----- Data for the task
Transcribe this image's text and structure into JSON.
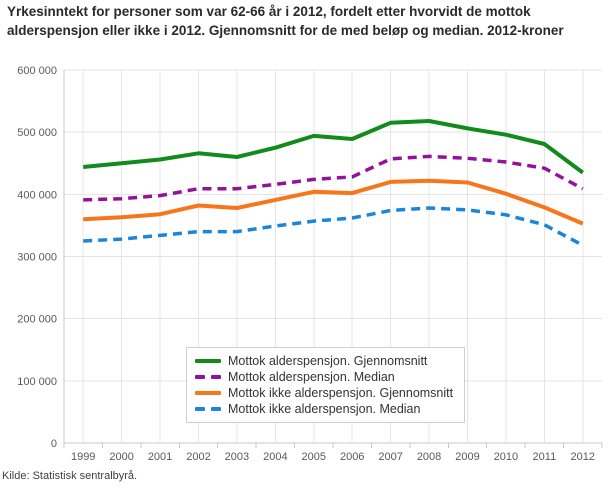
{
  "title": "Yrkesinntekt for personer som var 62-66 år i 2012, fordelt etter hvorvidt de mottok alderspensjon eller ikke i 2012. Gjennomsnitt for de med beløp og median. 2012-kroner",
  "footer": {
    "source": "Kilde: Statistisk sentralbyrå."
  },
  "colors": {
    "grid": "#e4e4e4",
    "axis": "#c9c9c9",
    "tick_label": "#5a5a5a",
    "legend_border": "#cfcfcf",
    "green": "#128b1c",
    "purple": "#93129b",
    "orange": "#f7761b",
    "blue": "#1b86d9"
  },
  "chart_data": {
    "type": "line",
    "title": "Yrkesinntekt for personer som var 62-66 år i 2012, fordelt etter hvorvidt de mottok alderspensjon eller ikke i 2012. Gjennomsnitt for de med beløp og median. 2012-kroner",
    "xlabel": "",
    "ylabel": "",
    "ylim": [
      0,
      600000
    ],
    "grid": true,
    "legend_position": "inside-bottom-center",
    "y_tick_labels": [
      "0",
      "100 000",
      "200 000",
      "300 000",
      "400 000",
      "500 000",
      "600 000"
    ],
    "y_tick_values": [
      0,
      100000,
      200000,
      300000,
      400000,
      500000,
      600000
    ],
    "categories": [
      "1999",
      "2000",
      "2001",
      "2002",
      "2003",
      "2004",
      "2005",
      "2006",
      "2007",
      "2008",
      "2009",
      "2010",
      "2011",
      "2012"
    ],
    "series": [
      {
        "name": "Mottok alderspensjon. Gjennomsnitt",
        "color_key": "green",
        "dash": "solid",
        "values": [
          444000,
          450000,
          456000,
          466000,
          460000,
          475000,
          494000,
          489000,
          515000,
          518000,
          506000,
          496000,
          481000,
          435000
        ]
      },
      {
        "name": "Mottok alderspensjon. Median",
        "color_key": "purple",
        "dash": "dashed",
        "values": [
          391000,
          393000,
          398000,
          409000,
          409000,
          416000,
          424000,
          428000,
          457000,
          461000,
          458000,
          452000,
          442000,
          409000
        ]
      },
      {
        "name": "Mottok ikke alderspensjon. Gjennomsnitt",
        "color_key": "orange",
        "dash": "solid",
        "values": [
          360000,
          363000,
          368000,
          382000,
          378000,
          391000,
          404000,
          402000,
          420000,
          422000,
          419000,
          401000,
          379000,
          353000
        ]
      },
      {
        "name": "Mottok ikke alderspensjon. Median",
        "color_key": "blue",
        "dash": "dashed",
        "values": [
          325000,
          328000,
          334000,
          340000,
          340000,
          349000,
          357000,
          362000,
          374000,
          378000,
          375000,
          367000,
          351000,
          318000
        ]
      }
    ]
  }
}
----------
### Problem statement
Copy out all the data exactly; skip the pictures.

### Output
Transcribe this image's text and structure into JSON.
{
  "title": "Yrkesinntekt for personer som var 62-66 år i 2012, fordelt etter hvorvidt de mottok alderspensjon eller ikke i 2012. Gjennomsnitt for de med beløp og median. 2012-kroner",
  "footer": {
    "source": "Kilde: Statistisk sentralbyrå."
  },
  "colors": {
    "grid": "#e4e4e4",
    "axis": "#c9c9c9",
    "tick_label": "#5a5a5a",
    "legend_border": "#cfcfcf",
    "green": "#128b1c",
    "purple": "#93129b",
    "orange": "#f7761b",
    "blue": "#1b86d9"
  },
  "chart_data": {
    "type": "line",
    "title": "Yrkesinntekt for personer som var 62-66 år i 2012, fordelt etter hvorvidt de mottok alderspensjon eller ikke i 2012. Gjennomsnitt for de med beløp og median. 2012-kroner",
    "xlabel": "",
    "ylabel": "",
    "ylim": [
      0,
      600000
    ],
    "grid": true,
    "legend_position": "inside-bottom-center",
    "y_tick_labels": [
      "0",
      "100 000",
      "200 000",
      "300 000",
      "400 000",
      "500 000",
      "600 000"
    ],
    "y_tick_values": [
      0,
      100000,
      200000,
      300000,
      400000,
      500000,
      600000
    ],
    "categories": [
      "1999",
      "2000",
      "2001",
      "2002",
      "2003",
      "2004",
      "2005",
      "2006",
      "2007",
      "2008",
      "2009",
      "2010",
      "2011",
      "2012"
    ],
    "series": [
      {
        "name": "Mottok alderspensjon. Gjennomsnitt",
        "color_key": "green",
        "dash": "solid",
        "values": [
          444000,
          450000,
          456000,
          466000,
          460000,
          475000,
          494000,
          489000,
          515000,
          518000,
          506000,
          496000,
          481000,
          435000
        ]
      },
      {
        "name": "Mottok alderspensjon. Median",
        "color_key": "purple",
        "dash": "dashed",
        "values": [
          391000,
          393000,
          398000,
          409000,
          409000,
          416000,
          424000,
          428000,
          457000,
          461000,
          458000,
          452000,
          442000,
          409000
        ]
      },
      {
        "name": "Mottok ikke alderspensjon. Gjennomsnitt",
        "color_key": "orange",
        "dash": "solid",
        "values": [
          360000,
          363000,
          368000,
          382000,
          378000,
          391000,
          404000,
          402000,
          420000,
          422000,
          419000,
          401000,
          379000,
          353000
        ]
      },
      {
        "name": "Mottok ikke alderspensjon. Median",
        "color_key": "blue",
        "dash": "dashed",
        "values": [
          325000,
          328000,
          334000,
          340000,
          340000,
          349000,
          357000,
          362000,
          374000,
          378000,
          375000,
          367000,
          351000,
          318000
        ]
      }
    ]
  }
}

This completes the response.